Dataset records
========================
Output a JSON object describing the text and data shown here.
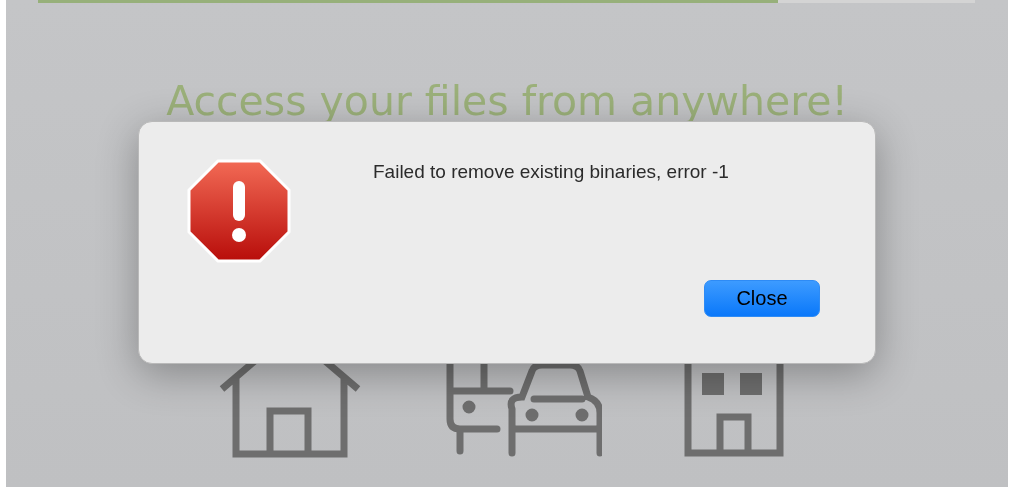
{
  "background": {
    "progress": {
      "level": 0.79
    },
    "heading": "Access your files from anywhere!"
  },
  "dialog": {
    "message": "Failed to remove existing binaries, error -1",
    "buttons": [
      {
        "label": "Close",
        "default": true
      }
    ]
  }
}
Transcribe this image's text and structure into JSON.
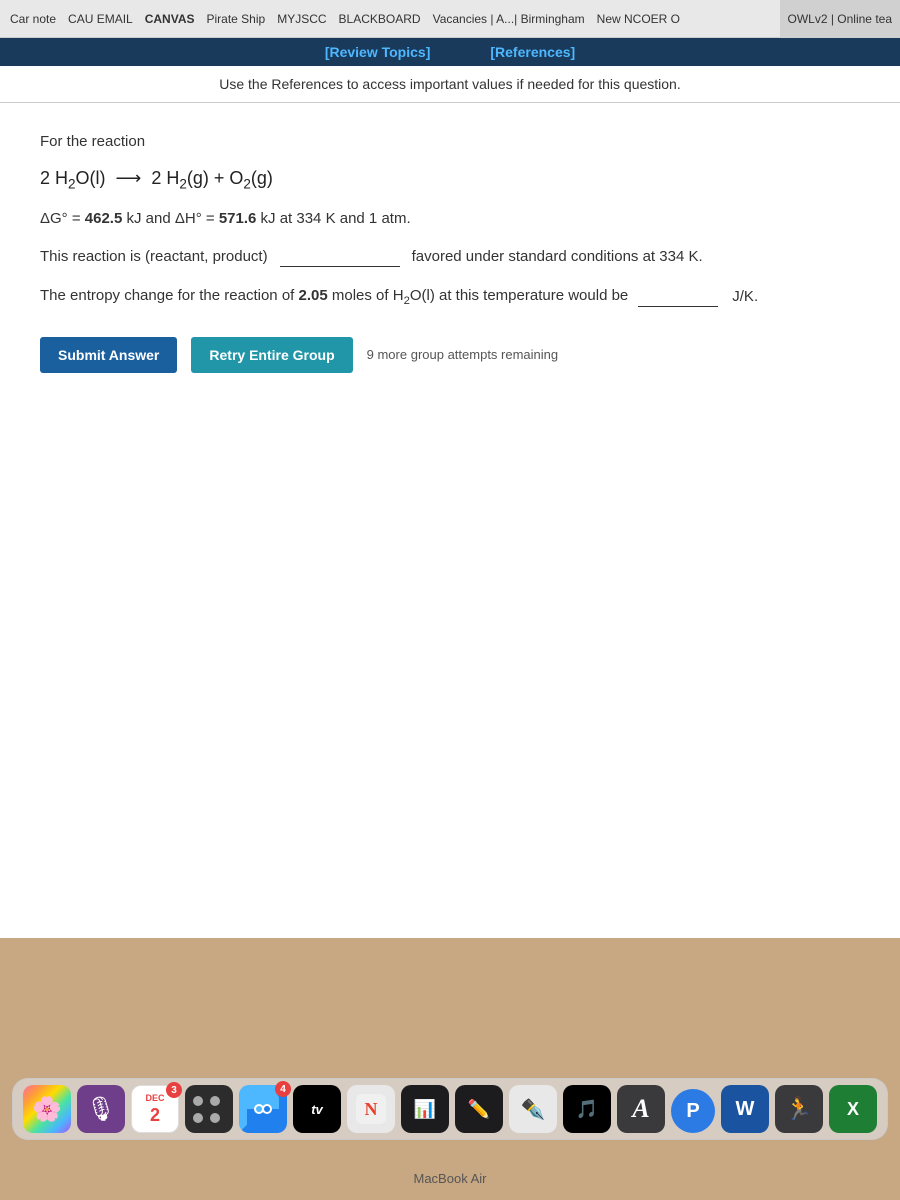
{
  "browser": {
    "items": [
      {
        "id": "car-note",
        "label": "Car note"
      },
      {
        "id": "cau-email",
        "label": "CAU EMAIL"
      },
      {
        "id": "canvas",
        "label": "CANVAS"
      },
      {
        "id": "pirate-ship",
        "label": "Pirate Ship"
      },
      {
        "id": "myjscc",
        "label": "MYJSCC"
      },
      {
        "id": "blackboard",
        "label": "BLACKBOARD"
      },
      {
        "id": "vacancies",
        "label": "Vacancies | A...| Birmingham"
      },
      {
        "id": "new-ncoer",
        "label": "New NCOER O"
      }
    ],
    "owlv2_label": "OWLv2 | Online tea"
  },
  "linkbar": {
    "review_topics": "[Review Topics]",
    "references": "[References]"
  },
  "ref_note": "Use the References to access important values if needed for this question.",
  "question": {
    "for_the_reaction": "For the reaction",
    "reaction_left": "2 H₂O(l)",
    "reaction_arrow": "⟶",
    "reaction_right": "2 H₂(g) + O₂(g)",
    "thermodynamics": "ΔG° = 462.5 kJ and ΔH° = 571.6 kJ at 334 K and 1 atm.",
    "question1_pre": "This reaction is (reactant, product)",
    "question1_post": "favored under standard conditions at 334 K.",
    "question2_pre": "The entropy change for the reaction of 2.05 moles of H₂O(l) at this temperature would be",
    "question2_post": "J/K.",
    "submit_label": "Submit Answer",
    "retry_label": "Retry Entire Group",
    "attempts_text": "9 more group attempts remaining"
  },
  "dock": {
    "calendar_month": "DEC",
    "calendar_day": "2",
    "tv_label": "tv",
    "macbook_label": "MacBook Air",
    "badge_calendar": "3",
    "badge_finder": "4"
  }
}
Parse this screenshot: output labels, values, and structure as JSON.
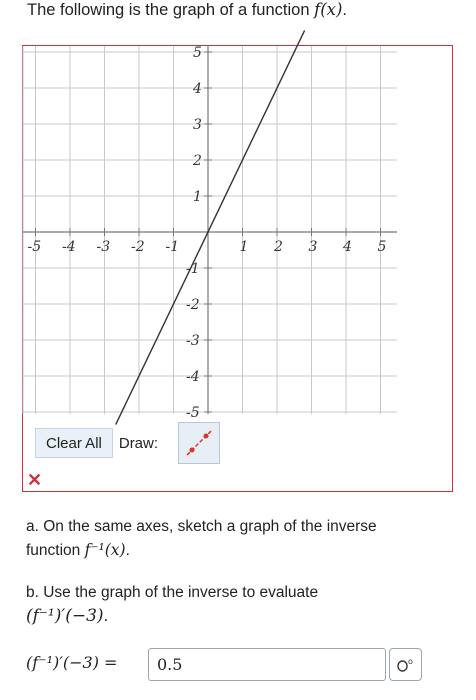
========================
▶ _Your instructions_:
Without the pictures, reproduce every line of the records above exactly.

▶ _Correct output_:
Output a JSON object describing the text and data shown here.
{
  "background": {
    "progress": {
      "level": 0.79
    },
    "heading": "Access your files from anywhere!"
  },
  "dialog": {
    "message": "Failed to remove existing binaries, error -1",
    "buttons": [
      {
        "label": "Close",
        "default": true
      }
    ]
  }
}
Transcribe this image's text and structure into JSON.
{
  "browser": {
    "items": [
      {
        "id": "car-note",
        "label": "Car note"
      },
      {
        "id": "cau-email",
        "label": "CAU EMAIL"
      },
      {
        "id": "canvas",
        "label": "CANVAS"
      },
      {
        "id": "pirate-ship",
        "label": "Pirate Ship"
      },
      {
        "id": "myjscc",
        "label": "MYJSCC"
      },
      {
        "id": "blackboard",
        "label": "BLACKBOARD"
      },
      {
        "id": "vacancies",
        "label": "Vacancies | A...| Birmingham"
      },
      {
        "id": "new-ncoer",
        "label": "New NCOER O"
      }
    ],
    "owlv2_label": "OWLv2 | Online tea"
  },
  "linkbar": {
    "review_topics": "[Review Topics]",
    "references": "[References]"
  },
  "ref_note": "Use the References to access important values if needed for this question.",
  "question": {
    "for_the_reaction": "For the reaction",
    "reaction_left": "2 H₂O(l)",
    "reaction_arrow": "⟶",
    "reaction_right": "2 H₂(g) + O₂(g)",
    "thermodynamics": "ΔG° = 462.5 kJ and ΔH° = 571.6 kJ at 334 K and 1 atm.",
    "question1_pre": "This reaction is (reactant, product)",
    "question1_post": "favored under standard conditions at 334 K.",
    "question2_pre": "The entropy change for the reaction of 2.05 moles of H₂O(l) at this temperature would be",
    "question2_post": "J/K.",
    "submit_label": "Submit Answer",
    "retry_label": "Retry Entire Group",
    "attempts_text": "9 more group attempts remaining"
  },
  "dock": {
    "calendar_month": "DEC",
    "calendar_day": "2",
    "tv_label": "tv",
    "macbook_label": "MacBook Air",
    "badge_calendar": "3",
    "badge_finder": "4"
  }
}
Parse this screenshot: output labels, values, and structure as JSON.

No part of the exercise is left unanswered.